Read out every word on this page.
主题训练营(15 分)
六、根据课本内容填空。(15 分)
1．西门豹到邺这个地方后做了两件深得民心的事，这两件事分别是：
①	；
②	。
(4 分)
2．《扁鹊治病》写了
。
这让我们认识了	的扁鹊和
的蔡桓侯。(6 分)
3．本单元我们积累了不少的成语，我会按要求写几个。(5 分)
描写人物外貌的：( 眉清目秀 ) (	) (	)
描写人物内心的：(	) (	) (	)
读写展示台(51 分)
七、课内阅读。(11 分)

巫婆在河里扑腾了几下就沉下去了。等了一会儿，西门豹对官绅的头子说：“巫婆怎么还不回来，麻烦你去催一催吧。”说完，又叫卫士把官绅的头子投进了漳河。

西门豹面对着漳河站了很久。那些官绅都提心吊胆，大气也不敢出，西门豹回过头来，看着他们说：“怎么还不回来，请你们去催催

## DESCRIPTION OF THE TASK
Repeat the material above in full, exactly as it stands.

## THE RESPONSE
Read out every word on this page.
主题训练营(15 分)
六、根据课本内容填空。(15 分)
1．西门豹到邺这个地方后做了两件深得民心的事，这两件事分别是：
①	；
②	。
(4 分)
2．《扁鹊治病》写了
。
这让我们认识了	的扁鹊和
的蔡桓侯。(6 分)
3．本单元我们积累了不少的成语，我会按要求写几个。(5 分)
描写人物外貌的：( 眉清目秀 ) (	) (	)
描写人物内心的：(	) (	) (	)
读写展示台(51 分)
七、课内阅读。(11 分)

巫婆在河里扑腾了几下就沉下去了。等了一会儿，西门豹对官绅的头子说：“巫婆怎么还不回来，麻烦你去催一催吧。”说完，又叫卫士把官绅的头子投进了漳河。

西门豹面对着漳河站了很久。那些官绅都提心吊胆，大气也不敢出，西门豹回过头来，看着他们说：“怎么还不回来，请你们去催催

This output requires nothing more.